_EXERCISE REQUIREMENTS_
Please report every line from the material that contains the word "structure".

_DATA FOR PROCESSING_
-----
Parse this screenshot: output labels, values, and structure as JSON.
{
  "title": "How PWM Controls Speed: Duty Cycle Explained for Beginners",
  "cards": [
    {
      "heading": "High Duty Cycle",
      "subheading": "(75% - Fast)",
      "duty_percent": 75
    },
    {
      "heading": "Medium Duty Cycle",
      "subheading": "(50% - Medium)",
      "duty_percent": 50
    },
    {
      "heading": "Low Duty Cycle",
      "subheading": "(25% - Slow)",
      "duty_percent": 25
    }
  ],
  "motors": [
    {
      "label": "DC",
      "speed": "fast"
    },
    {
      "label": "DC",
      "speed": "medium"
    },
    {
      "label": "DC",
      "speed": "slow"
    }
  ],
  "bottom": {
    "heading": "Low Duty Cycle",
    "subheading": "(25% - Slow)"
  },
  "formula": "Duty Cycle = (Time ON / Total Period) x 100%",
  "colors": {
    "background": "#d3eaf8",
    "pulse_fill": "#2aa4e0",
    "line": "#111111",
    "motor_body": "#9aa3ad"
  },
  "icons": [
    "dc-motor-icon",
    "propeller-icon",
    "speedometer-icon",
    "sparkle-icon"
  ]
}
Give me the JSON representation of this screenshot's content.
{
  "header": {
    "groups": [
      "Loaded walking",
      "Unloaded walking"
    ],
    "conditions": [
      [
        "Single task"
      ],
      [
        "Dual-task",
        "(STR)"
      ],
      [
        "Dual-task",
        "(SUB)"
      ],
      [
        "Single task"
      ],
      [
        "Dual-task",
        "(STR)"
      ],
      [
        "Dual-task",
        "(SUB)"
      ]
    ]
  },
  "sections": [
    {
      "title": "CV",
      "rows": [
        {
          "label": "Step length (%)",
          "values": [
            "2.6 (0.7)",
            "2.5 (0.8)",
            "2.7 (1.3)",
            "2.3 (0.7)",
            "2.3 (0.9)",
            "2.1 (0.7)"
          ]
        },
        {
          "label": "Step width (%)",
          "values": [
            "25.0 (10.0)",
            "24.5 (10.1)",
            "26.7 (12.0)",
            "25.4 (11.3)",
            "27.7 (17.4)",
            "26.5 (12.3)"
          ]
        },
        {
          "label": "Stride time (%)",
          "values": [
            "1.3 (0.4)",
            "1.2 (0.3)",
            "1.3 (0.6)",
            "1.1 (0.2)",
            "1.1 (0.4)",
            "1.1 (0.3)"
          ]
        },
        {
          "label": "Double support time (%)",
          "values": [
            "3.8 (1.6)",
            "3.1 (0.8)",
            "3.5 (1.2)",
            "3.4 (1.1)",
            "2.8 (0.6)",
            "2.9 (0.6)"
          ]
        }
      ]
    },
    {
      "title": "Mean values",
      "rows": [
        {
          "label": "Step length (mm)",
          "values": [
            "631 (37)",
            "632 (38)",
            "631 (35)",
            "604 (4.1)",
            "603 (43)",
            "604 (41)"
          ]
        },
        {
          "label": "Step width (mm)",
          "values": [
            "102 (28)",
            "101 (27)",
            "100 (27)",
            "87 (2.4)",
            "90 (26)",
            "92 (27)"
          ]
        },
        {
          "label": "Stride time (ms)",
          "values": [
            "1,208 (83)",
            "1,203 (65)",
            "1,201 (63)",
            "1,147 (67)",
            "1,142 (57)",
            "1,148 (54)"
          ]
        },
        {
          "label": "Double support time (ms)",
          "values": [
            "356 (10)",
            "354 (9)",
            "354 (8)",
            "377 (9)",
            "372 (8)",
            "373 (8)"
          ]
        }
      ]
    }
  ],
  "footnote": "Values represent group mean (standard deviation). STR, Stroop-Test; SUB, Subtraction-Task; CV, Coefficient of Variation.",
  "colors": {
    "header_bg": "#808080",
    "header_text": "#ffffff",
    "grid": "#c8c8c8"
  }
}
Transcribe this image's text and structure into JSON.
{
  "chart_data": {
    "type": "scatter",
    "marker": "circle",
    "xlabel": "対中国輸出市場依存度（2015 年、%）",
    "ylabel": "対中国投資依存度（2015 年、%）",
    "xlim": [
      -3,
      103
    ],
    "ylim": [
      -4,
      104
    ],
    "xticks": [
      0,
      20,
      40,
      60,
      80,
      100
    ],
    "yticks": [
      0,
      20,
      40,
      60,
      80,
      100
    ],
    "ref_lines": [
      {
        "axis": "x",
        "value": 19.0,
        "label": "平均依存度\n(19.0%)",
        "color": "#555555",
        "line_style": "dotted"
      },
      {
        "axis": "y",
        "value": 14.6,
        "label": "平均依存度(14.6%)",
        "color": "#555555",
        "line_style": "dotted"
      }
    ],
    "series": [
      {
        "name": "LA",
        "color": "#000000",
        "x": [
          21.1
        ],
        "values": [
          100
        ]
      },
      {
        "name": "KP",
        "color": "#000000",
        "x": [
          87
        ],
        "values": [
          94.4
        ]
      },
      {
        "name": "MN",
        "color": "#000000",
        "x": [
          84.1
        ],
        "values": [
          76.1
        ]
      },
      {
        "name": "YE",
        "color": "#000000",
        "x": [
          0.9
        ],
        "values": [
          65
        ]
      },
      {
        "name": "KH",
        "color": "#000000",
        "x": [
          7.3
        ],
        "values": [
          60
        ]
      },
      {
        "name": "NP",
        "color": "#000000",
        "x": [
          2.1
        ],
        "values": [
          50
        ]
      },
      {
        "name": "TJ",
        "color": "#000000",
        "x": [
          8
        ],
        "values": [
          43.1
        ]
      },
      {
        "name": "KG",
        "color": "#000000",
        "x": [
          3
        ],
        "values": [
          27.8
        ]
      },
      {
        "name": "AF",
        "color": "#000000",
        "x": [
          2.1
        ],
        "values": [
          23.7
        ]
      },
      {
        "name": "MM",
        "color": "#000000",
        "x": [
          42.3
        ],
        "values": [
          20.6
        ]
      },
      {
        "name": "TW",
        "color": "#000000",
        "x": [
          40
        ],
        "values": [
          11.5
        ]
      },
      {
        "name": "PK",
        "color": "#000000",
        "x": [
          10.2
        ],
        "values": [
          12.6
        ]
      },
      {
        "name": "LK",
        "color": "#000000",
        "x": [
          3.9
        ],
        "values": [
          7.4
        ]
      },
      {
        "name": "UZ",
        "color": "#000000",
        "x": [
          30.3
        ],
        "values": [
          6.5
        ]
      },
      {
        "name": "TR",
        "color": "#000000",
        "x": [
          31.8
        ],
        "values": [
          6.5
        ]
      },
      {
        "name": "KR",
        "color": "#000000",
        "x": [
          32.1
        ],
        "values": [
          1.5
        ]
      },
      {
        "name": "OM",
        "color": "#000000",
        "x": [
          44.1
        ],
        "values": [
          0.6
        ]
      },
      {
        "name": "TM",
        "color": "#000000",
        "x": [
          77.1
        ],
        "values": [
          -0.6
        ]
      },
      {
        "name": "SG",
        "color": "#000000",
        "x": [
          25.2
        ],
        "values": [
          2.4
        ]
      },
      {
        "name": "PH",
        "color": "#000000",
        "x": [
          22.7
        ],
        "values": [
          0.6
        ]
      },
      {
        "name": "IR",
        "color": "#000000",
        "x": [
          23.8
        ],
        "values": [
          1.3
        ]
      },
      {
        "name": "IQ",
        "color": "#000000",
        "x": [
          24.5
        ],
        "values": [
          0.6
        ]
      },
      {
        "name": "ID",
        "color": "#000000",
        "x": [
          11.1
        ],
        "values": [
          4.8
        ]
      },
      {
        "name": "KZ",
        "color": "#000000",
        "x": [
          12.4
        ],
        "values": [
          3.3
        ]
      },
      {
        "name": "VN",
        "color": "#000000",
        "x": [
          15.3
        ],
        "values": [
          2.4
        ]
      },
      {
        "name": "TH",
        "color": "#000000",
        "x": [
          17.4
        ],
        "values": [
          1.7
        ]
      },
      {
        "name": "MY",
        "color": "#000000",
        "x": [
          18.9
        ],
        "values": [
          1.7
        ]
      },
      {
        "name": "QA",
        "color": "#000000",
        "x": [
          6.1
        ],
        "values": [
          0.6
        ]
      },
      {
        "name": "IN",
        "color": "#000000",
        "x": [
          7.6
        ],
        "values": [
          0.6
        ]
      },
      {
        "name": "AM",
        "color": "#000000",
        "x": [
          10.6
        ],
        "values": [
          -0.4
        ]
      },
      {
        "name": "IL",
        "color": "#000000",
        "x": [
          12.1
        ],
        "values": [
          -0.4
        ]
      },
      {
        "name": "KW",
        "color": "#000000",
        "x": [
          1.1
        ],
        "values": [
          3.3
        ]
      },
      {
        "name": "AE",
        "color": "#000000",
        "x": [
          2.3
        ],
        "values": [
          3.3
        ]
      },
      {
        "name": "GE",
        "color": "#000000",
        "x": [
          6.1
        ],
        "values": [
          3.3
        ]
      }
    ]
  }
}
-----
_RESULT OF THIS TASK_
Parse this screenshot: output labels, values, and structure as JSON.
Transcribe this image's text and structure into JSON.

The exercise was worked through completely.